--- Provided data ---
--

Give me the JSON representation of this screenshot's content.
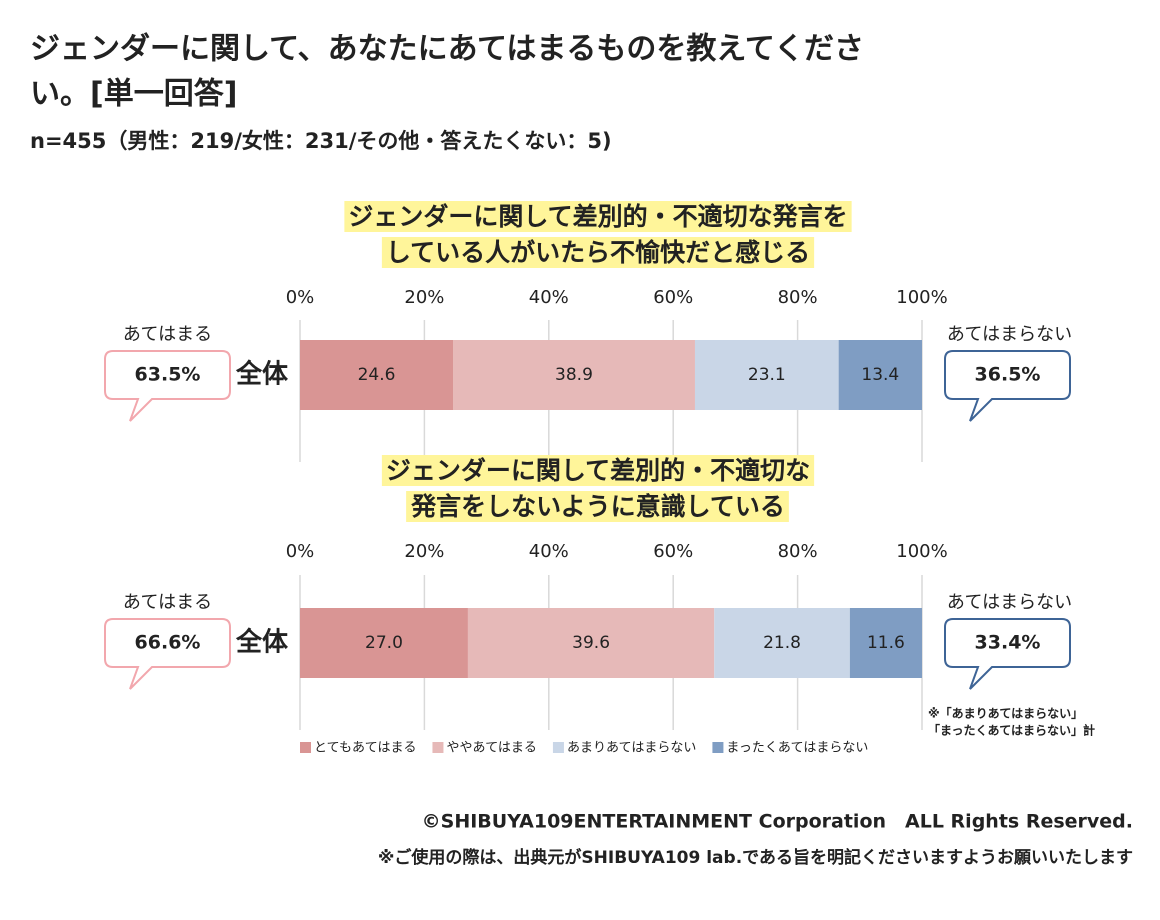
{
  "header": {
    "title": [
      "ジェンダーに関して、あなたにあてはまるものを教えてくださ",
      "い。[単一回答]"
    ],
    "subtitle": "n=455（男性：219/女性：231/その他・答えたくない：5)"
  },
  "chart_data": [
    {
      "type": "bar",
      "orientation": "horizontal",
      "stacked": true,
      "title": [
        "ジェンダーに関して差別的・不適切な発言を",
        "している人がいたら不愉快だと感じる"
      ],
      "categories": [
        "全体"
      ],
      "series": [
        {
          "color": "#d99594",
          "values": [
            24.6
          ],
          "value_labels": [
            "24.6"
          ]
        },
        {
          "color": "#e6b9b8",
          "values": [
            38.9
          ],
          "value_labels": [
            "38.9"
          ]
        },
        {
          "color": "#c9d6e7",
          "values": [
            23.1
          ],
          "value_labels": [
            "23.1"
          ]
        },
        {
          "color": "#7f9dc3",
          "values": [
            13.4
          ],
          "value_labels": [
            "13.4"
          ]
        }
      ],
      "xlim": [
        0,
        100
      ],
      "xticks": [
        {
          "value": 0,
          "label": "0%"
        },
        {
          "value": 20,
          "label": "20%"
        },
        {
          "value": 40,
          "label": "40%"
        },
        {
          "value": 60,
          "label": "60%"
        },
        {
          "value": 80,
          "label": "80%"
        },
        {
          "value": 100,
          "label": "100%"
        }
      ],
      "grid": true,
      "callouts": [
        {
          "label": "あてはまる",
          "text": "63.5%",
          "color": "#f2a7ad",
          "text_color": "#e8141e"
        },
        {
          "label": "あてはまらない",
          "text": "36.5%",
          "color": "#3e6496",
          "text_color": "#222222"
        }
      ]
    },
    {
      "type": "bar",
      "orientation": "horizontal",
      "stacked": true,
      "title": [
        "ジェンダーに関して差別的・不適切な",
        "発言をしないように意識している"
      ],
      "categories": [
        "全体"
      ],
      "series": [
        {
          "name": "とてもあてはまる",
          "color": "#d99594",
          "values": [
            27.0
          ],
          "value_labels": [
            "27.0"
          ]
        },
        {
          "name": "ややあてはまる",
          "color": "#e6b9b8",
          "values": [
            39.6
          ],
          "value_labels": [
            "39.6"
          ]
        },
        {
          "name": "あまりあてはまらない",
          "color": "#c9d6e7",
          "values": [
            21.8
          ],
          "value_labels": [
            "21.8"
          ]
        },
        {
          "name": "まったくあてはまらない",
          "color": "#7f9dc3",
          "values": [
            11.6
          ],
          "value_labels": [
            "11.6"
          ]
        }
      ],
      "xlim": [
        0,
        100
      ],
      "xticks": [
        {
          "value": 0,
          "label": "0%"
        },
        {
          "value": 20,
          "label": "20%"
        },
        {
          "value": 40,
          "label": "40%"
        },
        {
          "value": 60,
          "label": "60%"
        },
        {
          "value": 80,
          "label": "80%"
        },
        {
          "value": 100,
          "label": "100%"
        }
      ],
      "grid": true,
      "callouts": [
        {
          "label": "あてはまる",
          "text": "66.6%",
          "color": "#f2a7ad",
          "text_color": "#e8141e"
        },
        {
          "label": "あてはまらない",
          "text": "33.4%",
          "color": "#3e6496",
          "text_color": "#222222"
        }
      ],
      "note": [
        "※「あまりあてはまらない」",
        "「まったくあてはまらない」計"
      ]
    }
  ],
  "footer": {
    "copyright": "©SHIBUYA109ENTERTAINMENT Corporation　ALL Rights Reserved.",
    "notice": "※ご使用の際は、出典元がSHIBUYA109 lab.である旨を明記くださいますようお願いいたします"
  }
}
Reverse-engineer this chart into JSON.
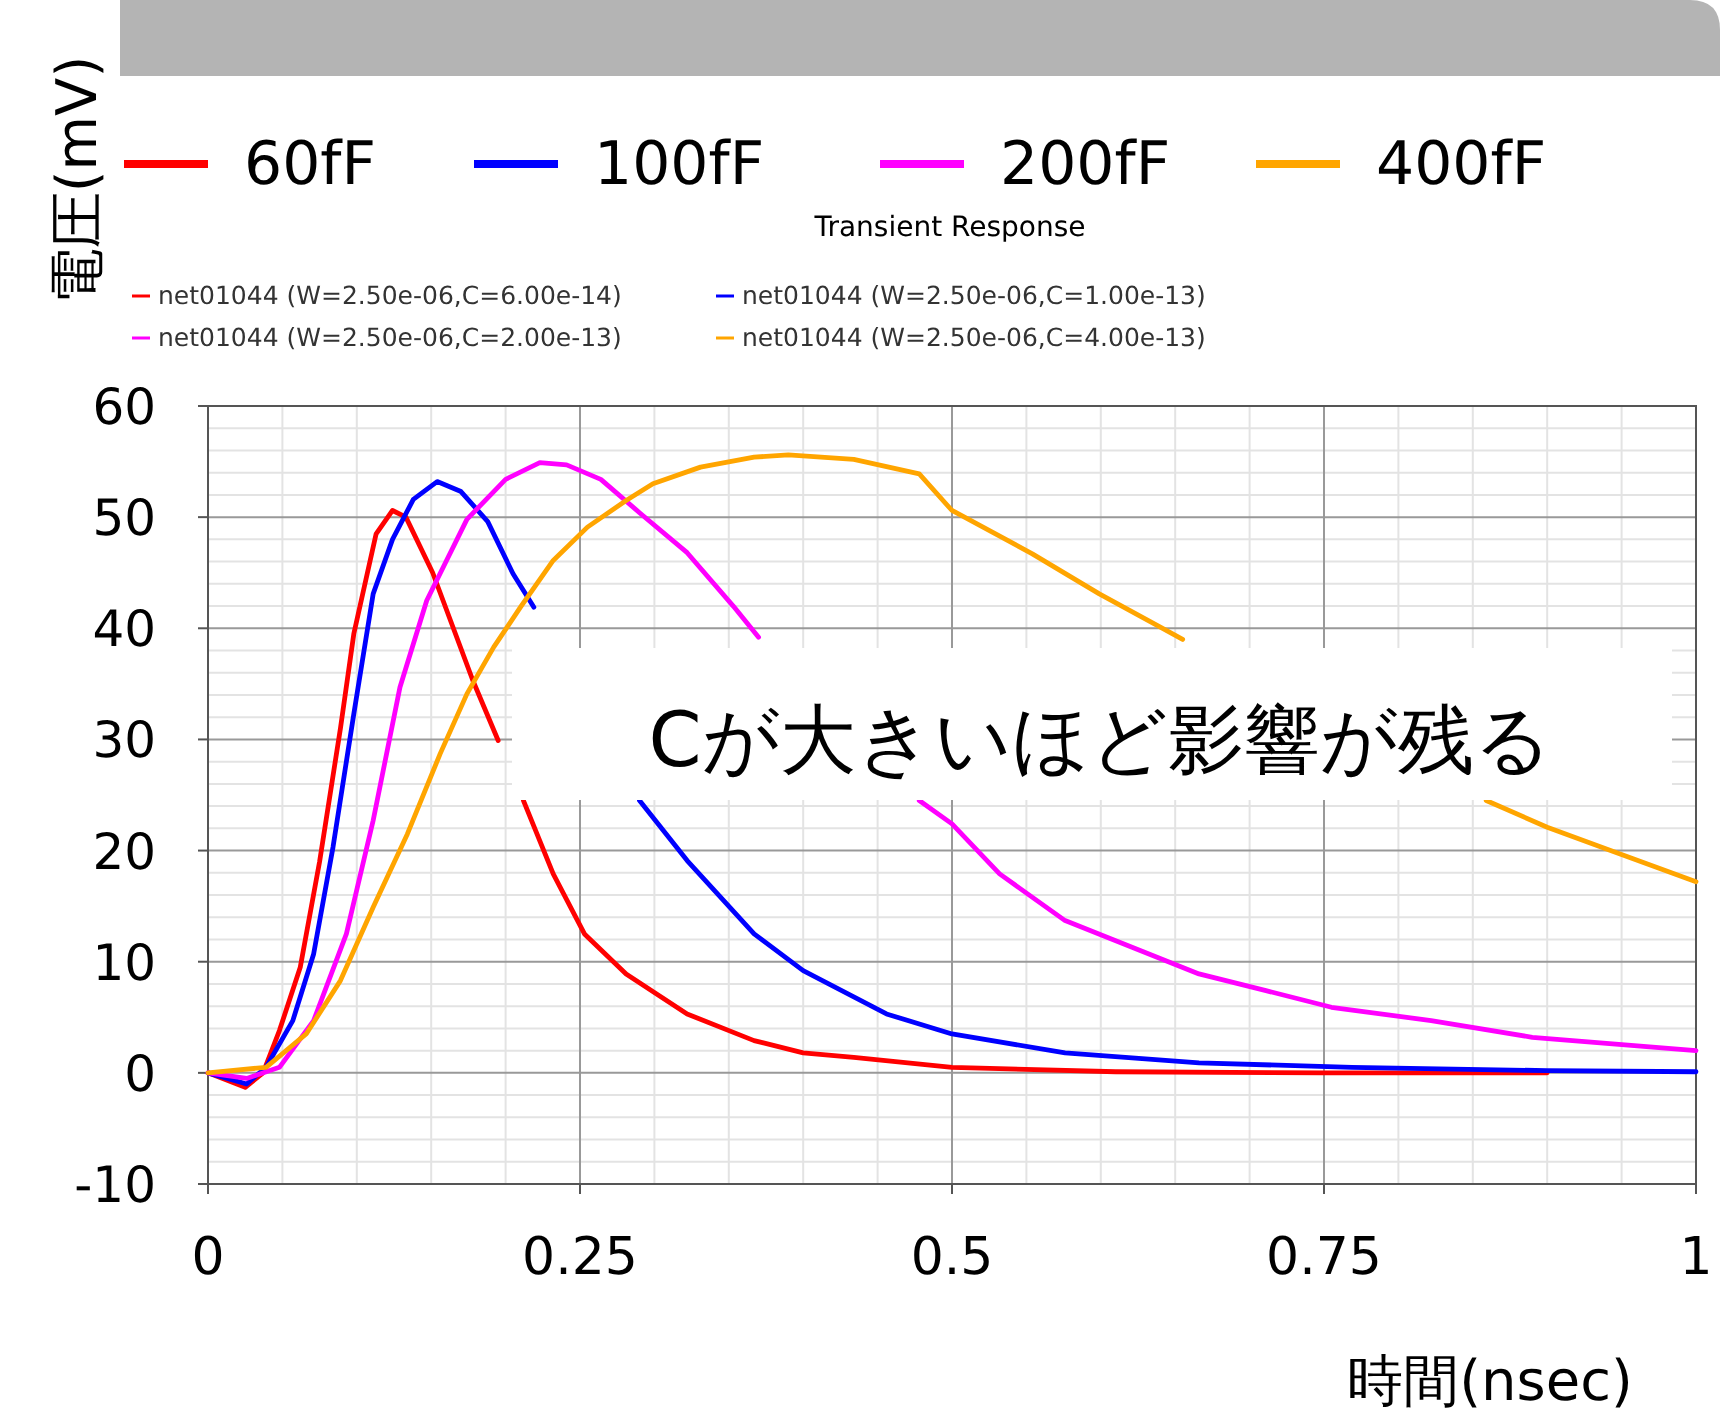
{
  "chart_data": {
    "type": "line",
    "title": "Transient Response",
    "xlabel": "時間(nsec)",
    "ylabel": "電圧(mV)",
    "xlim": [
      0,
      1
    ],
    "ylim": [
      -10,
      60
    ],
    "xticks": [
      0,
      0.25,
      0.5,
      0.75,
      1
    ],
    "yticks": [
      -10,
      0,
      10,
      20,
      30,
      40,
      50,
      60
    ],
    "grid": true,
    "legend": "top",
    "marker": "none",
    "line_style": "solid",
    "annotations": [
      "net01044 (W=2.50e-06,C=6.00e-14)",
      "net01044 (W=2.50e-06,C=1.00e-13)",
      "net01044 (W=2.50e-06,C=2.00e-13)",
      "net01044 (W=2.50e-06,C=4.00e-13)",
      "Cが大きいほど影響が残る"
    ],
    "series": [
      {
        "name": "60fF",
        "color": "#ff0000",
        "x": [
          0,
          0.025,
          0.037,
          0.048,
          0.062,
          0.075,
          0.089,
          0.098,
          0.113,
          0.124,
          0.133,
          0.151,
          0.178,
          0.195,
          0.2,
          0.212,
          0.232,
          0.253,
          0.281,
          0.322,
          0.367,
          0.4,
          0.434,
          0.5,
          0.61,
          0.75,
          0.9
        ],
        "values": [
          0,
          -1.3,
          0,
          3.8,
          9.5,
          19,
          31,
          39.5,
          48.5,
          50.6,
          50,
          45,
          35.3,
          29.9,
          null,
          24.5,
          17.9,
          12.5,
          8.9,
          5.3,
          2.9,
          1.8,
          1.4,
          0.5,
          0.1,
          0,
          0
        ]
      },
      {
        "name": "100fF",
        "color": "#0000ff",
        "x": [
          0,
          0.026,
          0.039,
          0.057,
          0.071,
          0.084,
          0.098,
          0.111,
          0.124,
          0.138,
          0.154,
          0.17,
          0.188,
          0.205,
          0.219,
          0.25,
          0.29,
          0.322,
          0.367,
          0.4,
          0.456,
          0.5,
          0.576,
          0.666,
          0.769,
          0.9,
          1
        ],
        "values": [
          0,
          -1,
          0.5,
          4.7,
          10.7,
          20.3,
          32.3,
          43.1,
          48,
          51.6,
          53.2,
          52.3,
          49.6,
          44.9,
          41.9,
          null,
          24.5,
          19.1,
          12.5,
          9.2,
          5.3,
          3.5,
          1.8,
          0.9,
          0.5,
          0.2,
          0.1
        ]
      },
      {
        "name": "200fF",
        "color": "#ff00ff",
        "x": [
          0,
          0.026,
          0.048,
          0.071,
          0.093,
          0.111,
          0.129,
          0.147,
          0.174,
          0.2,
          0.223,
          0.241,
          0.264,
          0.29,
          0.322,
          0.353,
          0.37,
          0.45,
          0.478,
          0.5,
          0.532,
          0.576,
          0.621,
          0.666,
          0.711,
          0.755,
          0.822,
          0.89,
          1
        ],
        "values": [
          0,
          -0.5,
          0.5,
          4.7,
          12.5,
          22.7,
          34.7,
          42.5,
          49.8,
          53.4,
          54.9,
          54.7,
          53.4,
          50.4,
          46.8,
          42,
          39.2,
          null,
          24.5,
          22.4,
          17.9,
          13.7,
          11.3,
          8.9,
          7.4,
          5.9,
          4.7,
          3.2,
          2
        ]
      },
      {
        "name": "400fF",
        "color": "#ffa500",
        "x": [
          0,
          0.039,
          0.066,
          0.089,
          0.111,
          0.134,
          0.156,
          0.174,
          0.192,
          0.21,
          0.232,
          0.255,
          0.281,
          0.299,
          0.331,
          0.367,
          0.39,
          0.434,
          0.478,
          0.5,
          0.554,
          0.599,
          0.64,
          0.655,
          0.75,
          0.859,
          0.9,
          0.949,
          1
        ],
        "values": [
          0,
          0.5,
          3.5,
          8.3,
          14.9,
          21.5,
          28.7,
          34.1,
          38.3,
          41.9,
          46.1,
          49.1,
          51.5,
          53,
          54.5,
          55.4,
          55.6,
          55.2,
          53.9,
          50.6,
          46.7,
          43.1,
          40.1,
          39,
          null,
          24.5,
          22.1,
          19.7,
          17.2
        ]
      }
    ]
  }
}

--

--- Challenge ---
Copy the listing over exactly, skipping the pictures it holds.

--- Exercise response ---
Give me the JSON representation of this screenshot's content.
{
  "header": {
    "title": [
      "ジェンダーに関して、あなたにあてはまるものを教えてくださ",
      "い。[単一回答]"
    ],
    "subtitle": "n=455（男性：219/女性：231/その他・答えたくない：5)"
  },
  "chart_data": [
    {
      "type": "bar",
      "orientation": "horizontal",
      "stacked": true,
      "title": [
        "ジェンダーに関して差別的・不適切な発言を",
        "している人がいたら不愉快だと感じる"
      ],
      "categories": [
        "全体"
      ],
      "series": [
        {
          "color": "#d99594",
          "values": [
            24.6
          ],
          "value_labels": [
            "24.6"
          ]
        },
        {
          "color": "#e6b9b8",
          "values": [
            38.9
          ],
          "value_labels": [
            "38.9"
          ]
        },
        {
          "color": "#c9d6e7",
          "values": [
            23.1
          ],
          "value_labels": [
            "23.1"
          ]
        },
        {
          "color": "#7f9dc3",
          "values": [
            13.4
          ],
          "value_labels": [
            "13.4"
          ]
        }
      ],
      "xlim": [
        0,
        100
      ],
      "xticks": [
        {
          "value": 0,
          "label": "0%"
        },
        {
          "value": 20,
          "label": "20%"
        },
        {
          "value": 40,
          "label": "40%"
        },
        {
          "value": 60,
          "label": "60%"
        },
        {
          "value": 80,
          "label": "80%"
        },
        {
          "value": 100,
          "label": "100%"
        }
      ],
      "grid": true,
      "callouts": [
        {
          "label": "あてはまる",
          "text": "63.5%",
          "color": "#f2a7ad",
          "text_color": "#e8141e"
        },
        {
          "label": "あてはまらない",
          "text": "36.5%",
          "color": "#3e6496",
          "text_color": "#222222"
        }
      ]
    },
    {
      "type": "bar",
      "orientation": "horizontal",
      "stacked": true,
      "title": [
        "ジェンダーに関して差別的・不適切な",
        "発言をしないように意識している"
      ],
      "categories": [
        "全体"
      ],
      "series": [
        {
          "name": "とてもあてはまる",
          "color": "#d99594",
          "values": [
            27.0
          ],
          "value_labels": [
            "27.0"
          ]
        },
        {
          "name": "ややあてはまる",
          "color": "#e6b9b8",
          "values": [
            39.6
          ],
          "value_labels": [
            "39.6"
          ]
        },
        {
          "name": "あまりあてはまらない",
          "color": "#c9d6e7",
          "values": [
            21.8
          ],
          "value_labels": [
            "21.8"
          ]
        },
        {
          "name": "まったくあてはまらない",
          "color": "#7f9dc3",
          "values": [
            11.6
          ],
          "value_labels": [
            "11.6"
          ]
        }
      ],
      "xlim": [
        0,
        100
      ],
      "xticks": [
        {
          "value": 0,
          "label": "0%"
        },
        {
          "value": 20,
          "label": "20%"
        },
        {
          "value": 40,
          "label": "40%"
        },
        {
          "value": 60,
          "label": "60%"
        },
        {
          "value": 80,
          "label": "80%"
        },
        {
          "value": 100,
          "label": "100%"
        }
      ],
      "grid": true,
      "callouts": [
        {
          "label": "あてはまる",
          "text": "66.6%",
          "color": "#f2a7ad",
          "text_color": "#e8141e"
        },
        {
          "label": "あてはまらない",
          "text": "33.4%",
          "color": "#3e6496",
          "text_color": "#222222"
        }
      ],
      "note": [
        "※「あまりあてはまらない」",
        "「まったくあてはまらない」計"
      ]
    }
  ],
  "footer": {
    "copyright": "©SHIBUYA109ENTERTAINMENT Corporation　ALL Rights Reserved.",
    "notice": "※ご使用の際は、出典元がSHIBUYA109 lab.である旨を明記くださいますようお願いいたします"
  }
}
Reverse-engineer this chart into JSON.
{
  "chart_data": {
    "type": "line",
    "title": "Transient Response",
    "xlabel": "時間(nsec)",
    "ylabel": "電圧(mV)",
    "xlim": [
      0,
      1
    ],
    "ylim": [
      -10,
      60
    ],
    "xticks": [
      0,
      0.25,
      0.5,
      0.75,
      1
    ],
    "yticks": [
      -10,
      0,
      10,
      20,
      30,
      40,
      50,
      60
    ],
    "grid": true,
    "legend": "top",
    "marker": "none",
    "line_style": "solid",
    "annotations": [
      "net01044 (W=2.50e-06,C=6.00e-14)",
      "net01044 (W=2.50e-06,C=1.00e-13)",
      "net01044 (W=2.50e-06,C=2.00e-13)",
      "net01044 (W=2.50e-06,C=4.00e-13)",
      "Cが大きいほど影響が残る"
    ],
    "series": [
      {
        "name": "60fF",
        "color": "#ff0000",
        "x": [
          0,
          0.025,
          0.037,
          0.048,
          0.062,
          0.075,
          0.089,
          0.098,
          0.113,
          0.124,
          0.133,
          0.151,
          0.178,
          0.195,
          0.2,
          0.212,
          0.232,
          0.253,
          0.281,
          0.322,
          0.367,
          0.4,
          0.434,
          0.5,
          0.61,
          0.75,
          0.9
        ],
        "values": [
          0,
          -1.3,
          0,
          3.8,
          9.5,
          19,
          31,
          39.5,
          48.5,
          50.6,
          50,
          45,
          35.3,
          29.9,
          null,
          24.5,
          17.9,
          12.5,
          8.9,
          5.3,
          2.9,
          1.8,
          1.4,
          0.5,
          0.1,
          0,
          0
        ]
      },
      {
        "name": "100fF",
        "color": "#0000ff",
        "x": [
          0,
          0.026,
          0.039,
          0.057,
          0.071,
          0.084,
          0.098,
          0.111,
          0.124,
          0.138,
          0.154,
          0.17,
          0.188,
          0.205,
          0.219,
          0.25,
          0.29,
          0.322,
          0.367,
          0.4,
          0.456,
          0.5,
          0.576,
          0.666,
          0.769,
          0.9,
          1
        ],
        "values": [
          0,
          -1,
          0.5,
          4.7,
          10.7,
          20.3,
          32.3,
          43.1,
          48,
          51.6,
          53.2,
          52.3,
          49.6,
          44.9,
          41.9,
          null,
          24.5,
          19.1,
          12.5,
          9.2,
          5.3,
          3.5,
          1.8,
          0.9,
          0.5,
          0.2,
          0.1
        ]
      },
      {
        "name": "200fF",
        "color": "#ff00ff",
        "x": [
          0,
          0.026,
          0.048,
          0.071,
          0.093,
          0.111,
          0.129,
          0.147,
          0.174,
          0.2,
          0.223,
          0.241,
          0.264,
          0.29,
          0.322,
          0.353,
          0.37,
          0.45,
          0.478,
          0.5,
          0.532,
          0.576,
          0.621,
          0.666,
          0.711,
          0.755,
          0.822,
          0.89,
          1
        ],
        "values": [
          0,
          -0.5,
          0.5,
          4.7,
          12.5,
          22.7,
          34.7,
          42.5,
          49.8,
          53.4,
          54.9,
          54.7,
          53.4,
          50.4,
          46.8,
          42,
          39.2,
          null,
          24.5,
          22.4,
          17.9,
          13.7,
          11.3,
          8.9,
          7.4,
          5.9,
          4.7,
          3.2,
          2
        ]
      },
      {
        "name": "400fF",
        "color": "#ffa500",
        "x": [
          0,
          0.039,
          0.066,
          0.089,
          0.111,
          0.134,
          0.156,
          0.174,
          0.192,
          0.21,
          0.232,
          0.255,
          0.281,
          0.299,
          0.331,
          0.367,
          0.39,
          0.434,
          0.478,
          0.5,
          0.554,
          0.599,
          0.64,
          0.655,
          0.75,
          0.859,
          0.9,
          0.949,
          1
        ],
        "values": [
          0,
          0.5,
          3.5,
          8.3,
          14.9,
          21.5,
          28.7,
          34.1,
          38.3,
          41.9,
          46.1,
          49.1,
          51.5,
          53,
          54.5,
          55.4,
          55.6,
          55.2,
          53.9,
          50.6,
          46.7,
          43.1,
          40.1,
          39,
          null,
          24.5,
          22.1,
          19.7,
          17.2
        ]
      }
    ]
  }
}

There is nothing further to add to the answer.